Stored records

"""

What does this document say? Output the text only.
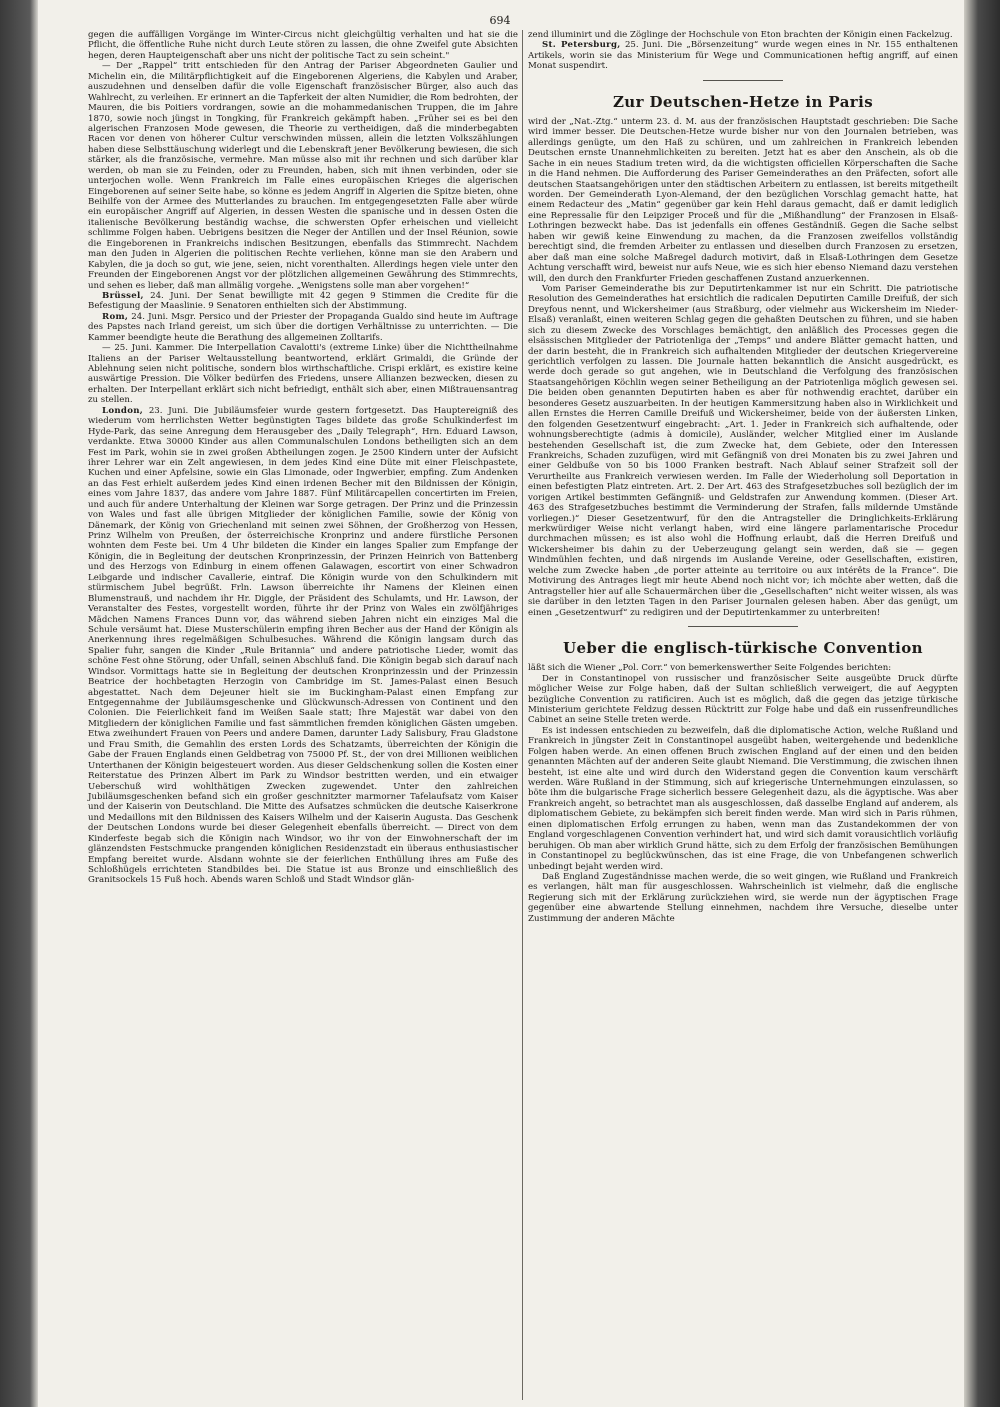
694

gegen die auffälligen Vorgänge im Winter-Circus nicht gleichgültig verhalten und hat sie die Pflicht, die öffentliche Ruhe nicht durch Leute stören zu lassen, die ohne Zweifel gute Absichten hegen, deren Haupteigenschaft aber uns nicht der politische Tact zu sein scheint."

— Der „Rappel“ tritt entschieden für den Antrag der Pariser Abgeordneten Gaulier und Michelin ein, die Militärpflichtigkeit auf die Eingeborenen Algeriens, die Kabylen und Araber, auszudehnen und denselben dafür die volle Eigenschaft französischer Bürger, also auch das Wahlrecht, zu verleihen. Er erinnert an die Tapferkeit der alten Numidier, die Rom bedrohten, der Mauren, die bis Poitiers vordrangen, sowie an die mohammedanischen Truppen, die im Jahre 1870, sowie noch jüngst in Tongking, für Frankreich gekämpft haben. „Früher sei es bei den algerischen Franzosen Mode gewesen, die Theorie zu vertheidigen, daß die minderbegabten Racen vor denen von höherer Cultur verschwinden müssen, allein die letzten Volkszählungen haben diese Selbsttäuschung widerlegt und die Lebenskraft jener Bevölkerung bewiesen, die sich stärker, als die französische, vermehre. Man müsse also mit ihr rechnen und sich darüber klar werden, ob man sie zu Feinden, oder zu Freunden, haben, sich mit ihnen verbinden, oder sie unterjochen wolle. Wenn Frankreich im Falle eines europäischen Krieges die algerischen Eingeborenen auf seiner Seite habe, so könne es jedem Angriff in Algerien die Spitze bieten, ohne Beihilfe von der Armee des Mutterlandes zu brauchen. Im entgegengesetzten Falle aber würde ein europäischer Angriff auf Algerien, in dessen Westen die spanische und in dessen Osten die italienische Bevölkerung beständig wachse, die schwersten Opfer erheischen und vielleicht schlimme Folgen haben. Uebrigens besitzen die Neger der Antillen und der Insel Réunion, sowie die Eingeborenen in Frankreichs indischen Besitzungen, ebenfalls das Stimmrecht. Nachdem man den Juden in Algerien die politischen Rechte verliehen, könne man sie den Arabern und Kabylen, die ja doch so gut, wie jene, seien, nicht vorenthalten. Allerdings hegen viele unter den Freunden der Eingeborenen Angst vor der plötzlichen allgemeinen Gewährung des Stimmrechts, und sehen es lieber, daß man allmälig vorgehe. „Wenigstens solle man aber vorgehen!“

Brüssel, 24. Juni. Der Senat bewilligte mit 42 gegen 9 Stimmen die Credite für die Befestigung der Maaslinie. 9 Senatoren enthielten sich der Abstimmung.

Rom, 24. Juni. Msgr. Persico und der Priester der Propaganda Gualdo sind heute im Auftrage des Papstes nach Irland gereist, um sich über die dortigen Verhältnisse zu unterrichten. — Die Kammer beendigte heute die Berathung des allgemeinen Zolltarifs.

— 25. Juni. Kammer. Die Interpellation Cavalotti's (extreme Linke) über die Nichttheilnahme Italiens an der Pariser Weltausstellung beantwortend, erklärt Grimaldi, die Gründe der Ablehnung seien nicht politische, sondern blos wirthschaftliche. Crispi erklärt, es existire keine auswärtige Pression. Die Völker bedürfen des Friedens, unsere Allianzen bezwecken, diesen zu erhalten. Der Interpellant erklärt sich nicht befriedigt, enthält sich aber, einen Mißtrauensantrag zu stellen.

London, 23. Juni. Die Jubiläumsfeier wurde gestern fortgesetzt. Das Hauptereigniß des wiederum vom herrlichsten Wetter begünstigten Tages bildete das große Schulkinderfest im Hyde-Park, das seine Anregung dem Herausgeber des „Daily Telegraph“, Hrn. Eduard Lawson, verdankte. Etwa 30000 Kinder aus allen Communalschulen Londons betheiligten sich an dem Fest im Park, wohin sie in zwei großen Abtheilungen zogen. Je 2500 Kindern unter der Aufsicht ihrer Lehrer war ein Zelt angewiesen, in dem jedes Kind eine Düte mit einer Fleischpastete, Kuchen und einer Apfelsine, sowie ein Glas Limonade, oder Ingwerbier, empfing. Zum Andenken an das Fest erhielt außerdem jedes Kind einen irdenen Becher mit den Bildnissen der Königin, eines vom Jahre 1837, das andere vom Jahre 1887. Fünf Militärcapellen concertirten im Freien, und auch für andere Unterhaltung der Kleinen war Sorge getragen. Der Prinz und die Prinzessin von Wales und fast alle übrigen Mitglieder der königlichen Familie, sowie der König von Dänemark, der König von Griechenland mit seinen zwei Söhnen, der Großherzog von Hessen, Prinz Wilhelm von Preußen, der österreichische Kronprinz und andere fürstliche Personen wohnten dem Feste bei. Um 4 Uhr bildeten die Kinder ein langes Spalier zum Empfange der Königin, die in Begleitung der deutschen Kronprinzessin, der Prinzen Heinrich von Battenberg und des Herzogs von Edinburg in einem offenen Galawagen, escortirt von einer Schwadron Leibgarde und indischer Cavallerie, eintraf. Die Königin wurde von den Schulkindern mit stürmischem Jubel begrüßt. Frln. Lawson überreichte ihr Namens der Kleinen einen Blumenstrauß, und nachdem ihr Hr. Diggle, der Präsident des Schulamts, und Hr. Lawson, der Veranstalter des Festes, vorgestellt worden, führte ihr der Prinz von Wales ein zwölfjähriges Mädchen Namens Frances Dunn vor, das während sieben Jahren nicht ein einziges Mal die Schule versäumt hat. Diese Musterschülerin empfing ihren Becher aus der Hand der Königin als Anerkennung ihres regelmäßigen Schulbesuches. Während die Königin langsam durch das Spalier fuhr, sangen die Kinder „Rule Britannia“ und andere patriotische Lieder, womit das schöne Fest ohne Störung, oder Unfall, seinen Abschluß fand. Die Königin begab sich darauf nach Windsor. Vormittags hatte sie in Begleitung der deutschen Kronprinzessin und der Prinzessin Beatrice der hochbetagten Herzogin von Cambridge im St. James-Palast einen Besuch abgestattet. Nach dem Dejeuner hielt sie im Buckingham-Palast einen Empfang zur Entgegennahme der Jubiläumsgeschenke und Glückwunsch-Adressen von Continent und den Colonien. Die Feierlichkeit fand im Weißen Saale statt; Ihre Majestät war dabei von den Mitgliedern der königlichen Familie und fast sämmtlichen fremden königlichen Gästen umgeben. Etwa zweihundert Frauen von Peers und andere Damen, darunter Lady Salisbury, Frau Gladstone und Frau Smith, die Gemahlin des ersten Lords des Schatzamts, überreichten der Königin die Gabe der Frauen Englands einen Geldbetrag von 75000 Pf. St., der von drei Millionen weiblichen Unterthanen der Königin beigesteuert worden. Aus dieser Geldschenkung sollen die Kosten einer Reiterstatue des Prinzen Albert im Park zu Windsor bestritten werden, und ein etwaiger Ueberschuß wird wohlthätigen Zwecken zugewendet. Unter den zahlreichen Jubiläumsgeschenken befand sich ein großer geschnitzter marmorner Tafelaufsatz vom Kaiser und der Kaiserin von Deutschland. Die Mitte des Aufsatzes schmücken die deutsche Kaiserkrone und Medaillons mit den Bildnissen des Kaisers Wilhelm und der Kaiserin Augusta. Das Geschenk der Deutschen Londons wurde bei dieser Gelegenheit ebenfalls überreicht. — Direct von dem Kinderfeste begab sich die Königin nach Windsor, wo ihr von der Einwohnerschaft der im glänzendsten Festschmucke prangenden königlichen Residenzstadt ein überaus enthusiastischer Empfang bereitet wurde. Alsdann wohnte sie der feierlichen Enthüllung ihres am Fuße des Schloßhügels errichteten Standbildes bei. Die Statue ist aus Bronze und einschließlich des Granitsockels 15 Fuß hoch. Abends waren Schloß und Stadt Windsor glän-

zend illuminirt und die Zöglinge der Hochschule von Eton brachten der Königin einen Fackelzug.

St. Petersburg, 25. Juni. Die „Börsenzeitung“ wurde wegen eines in Nr. 155 enthaltenen Artikels, worin sie das Ministerium für Wege und Communicationen heftig angriff, auf einen Monat suspendirt.

Zur Deutschen-Hetze in Paris

wird der „Nat.-Ztg.“ unterm 23. d. M. aus der französischen Hauptstadt geschrieben: Die Sache wird immer besser. Die Deutschen-Hetze wurde bisher nur von den Journalen betrieben, was allerdings genügte, um den Haß zu schüren, und um zahlreichen in Frankreich lebenden Deutschen ernste Unannehmlichkeiten zu bereiten. Jetzt hat es aber den Anschein, als ob die Sache in ein neues Stadium treten wird, da die wichtigsten officiellen Körperschaften die Sache in die Hand nehmen. Die Aufforderung des Pariser Gemeinderathes an den Präfecten, sofort alle deutschen Staatsangehörigen unter den städtischen Arbeitern zu entlassen, ist bereits mitgetheilt worden. Der Gemeinderath Lyon-Alemand, der den bezüglichen Vorschlag gemacht hatte, hat einem Redacteur des „Matin“ gegenüber gar kein Hehl daraus gemacht, daß er damit lediglich eine Repressalie für den Leipziger Proceß und für die „Mißhandlung“ der Franzosen in Elsaß-Lothringen bezweckt habe. Das ist jedenfalls ein offenes Geständniß. Gegen die Sache selbst haben wir gewiß keine Einwendung zu machen, da die Franzosen zweifellos vollständig berechtigt sind, die fremden Arbeiter zu entlassen und dieselben durch Franzosen zu ersetzen, aber daß man eine solche Maßregel dadurch motivirt, daß in Elsaß-Lothringen dem Gesetze Achtung verschafft wird, beweist nur aufs Neue, wie es sich hier ebenso Niemand dazu verstehen will, den durch den Frankfurter Frieden geschaffenen Zustand anzuerkennen.

Vom Pariser Gemeinderathe bis zur Deputirtenkammer ist nur ein Schritt. Die patriotische Resolution des Gemeinderathes hat ersichtlich die radicalen Deputirten Camille Dreifuß, der sich Dreyfous nennt, und Wickersheimer (aus Straßburg, oder vielmehr aus Wickersheim im Nieder-Elsaß) veranlaßt, einen weiteren Schlag gegen die gehaßten Deutschen zu führen, und sie haben sich zu diesem Zwecke des Vorschlages bemächtigt, den anläßlich des Processes gegen die elsässischen Mitglieder der Patriotenliga der „Temps“ und andere Blätter gemacht hatten, und der darin besteht, die in Frankreich sich aufhaltenden Mitglieder der deutschen Kriegervereine gerichtlich verfolgen zu lassen. Die Journale hatten bekanntlich die Ansicht ausgedrückt, es werde doch gerade so gut angehen, wie in Deutschland die Verfolgung des französischen Staatsangehörigen Köchlin wegen seiner Betheiligung an der Patriotenliga möglich gewesen sei. Die beiden oben genannten Deputirten haben es aber für nothwendig erachtet, darüber ein besonderes Gesetz auszuarbeiten. In der heutigen Kammersitzung haben also in Wirklichkeit und allen Ernstes die Herren Camille Dreifuß und Wickersheimer, beide von der äußersten Linken, den folgenden Gesetzentwurf eingebracht: „Art. 1. Jeder in Frankreich sich aufhaltende, oder wohnungsberechtigte (admis à domicile), Ausländer, welcher Mitglied einer im Auslande bestehenden Gesellschaft ist, die zum Zwecke hat, dem Gebiete, oder den Interessen Frankreichs, Schaden zuzufügen, wird mit Gefängniß von drei Monaten bis zu zwei Jahren und einer Geldbuße von 50 bis 1000 Franken bestraft. Nach Ablauf seiner Strafzeit soll der Verurtheilte aus Frankreich verwiesen werden. Im Falle der Wiederholung soll Deportation in einen befestigten Platz eintreten. Art. 2. Der Art. 463 des Strafgesetzbuches soll bezüglich der im vorigen Artikel bestimmten Gefängniß- und Geldstrafen zur Anwendung kommen. (Dieser Art. 463 des Strafgesetzbuches bestimmt die Verminderung der Strafen, falls mildernde Umstände vorliegen.)“ Dieser Gesetzentwurf, für den die Antragsteller die Dringlichkeits-Erklärung merkwürdiger Weise nicht verlangt haben, wird eine längere parlamentarische Procedur durchmachen müssen; es ist also wohl die Hoffnung erlaubt, daß die Herren Dreifuß und Wickersheimer bis dahin zu der Ueberzeugung gelangt sein werden, daß sie — gegen Windmühlen fechten, und daß nirgends im Auslande Vereine, oder Gesellschaften, existiren, welche zum Zwecke haben „de porter atteinte au territoire ou aux intérêts de la France“. Die Motivirung des Antrages liegt mir heute Abend noch nicht vor; ich möchte aber wetten, daß die Antragsteller hier auf alle Schauermärchen über die „Gesellschaften“ nicht weiter wissen, als was sie darüber in den letzten Tagen in den Pariser Journalen gelesen haben. Aber das genügt, um einen „Gesetzentwurf“ zu redigiren und der Deputirtenkammer zu unterbreiten!

Ueber die englisch-türkische Convention

läßt sich die Wiener „Pol. Corr.“ von bemerkenswerther Seite Folgendes berichten:

Der in Constantinopel von russischer und französischer Seite ausgeübte Druck dürfte möglicher Weise zur Folge haben, daß der Sultan schließlich verweigert, die auf Aegypten bezügliche Convention zu ratificiren. Auch ist es möglich, daß die gegen das jetzige türkische Ministerium gerichtete Feldzug dessen Rücktritt zur Folge habe und daß ein russenfreundliches Cabinet an seine Stelle treten werde.

Es ist indessen entschieden zu bezweifeln, daß die diplomatische Action, welche Rußland und Frankreich in jüngster Zeit in Constantinopel ausgeübt haben, weitergehende und bedenkliche Folgen haben werde. An einen offenen Bruch zwischen England auf der einen und den beiden genannten Mächten auf der anderen Seite glaubt Niemand. Die Verstimmung, die zwischen ihnen besteht, ist eine alte und wird durch den Widerstand gegen die Convention kaum verschärft werden. Wäre Rußland in der Stimmung, sich auf kriegerische Unternehmungen einzulassen, so böte ihm die bulgarische Frage sicherlich bessere Gelegenheit dazu, als die ägyptische. Was aber Frankreich angeht, so betrachtet man als ausgeschlossen, daß dasselbe England auf anderem, als diplomatischem Gebiete, zu bekämpfen sich bereit finden werde. Man wird sich in Paris rühmen, einen diplomatischen Erfolg errungen zu haben, wenn man das Zustandekommen der von England vorgeschlagenen Convention verhindert hat, und wird sich damit vorausichtlich vorläufig beruhigen. Ob man aber wirklich Grund hätte, sich zu dem Erfolg der französischen Bemühungen in Constantinopel zu beglückwünschen, das ist eine Frage, die von Unbefangenen schwerlich unbedingt bejaht werden wird.

Daß England Zugeständnisse machen werde, die so weit gingen, wie Rußland und Frankreich es verlangen, hält man für ausgeschlossen. Wahrscheinlich ist vielmehr, daß die englische Regierung sich mit der Erklärung zurückziehen wird, sie werde nun der ägyptischen Frage gegenüber eine abwartende Stellung einnehmen, nachdem ihre Versuche, dieselbe unter Zustimmung der anderen Mächte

"""

__Problem description__: Copy all lines from the entries that contain the word "Ministerium".

__Solution for this task__:
St. Petersburg, 25. Juni. Die „Börsenzeitung“ wurde wegen eines in Nr. 155 enthaltenen Artikels, worin sie das Ministerium für Wege und Communicationen heftig angriff, auf einen Monat suspendirt.
Der in Constantinopel von russischer und französischer Seite ausgeübte Druck dürfte möglicher Weise zur Folge haben, daß der Sultan schließlich verweigert, die auf Aegypten bezügliche Convention zu ratificiren. Auch ist es möglich, daß die gegen das jetzige türkische Ministerium gerichtete Feldzug dessen Rücktritt zur Folge habe und daß ein russenfreundliches Cabinet an seine Stelle treten werde.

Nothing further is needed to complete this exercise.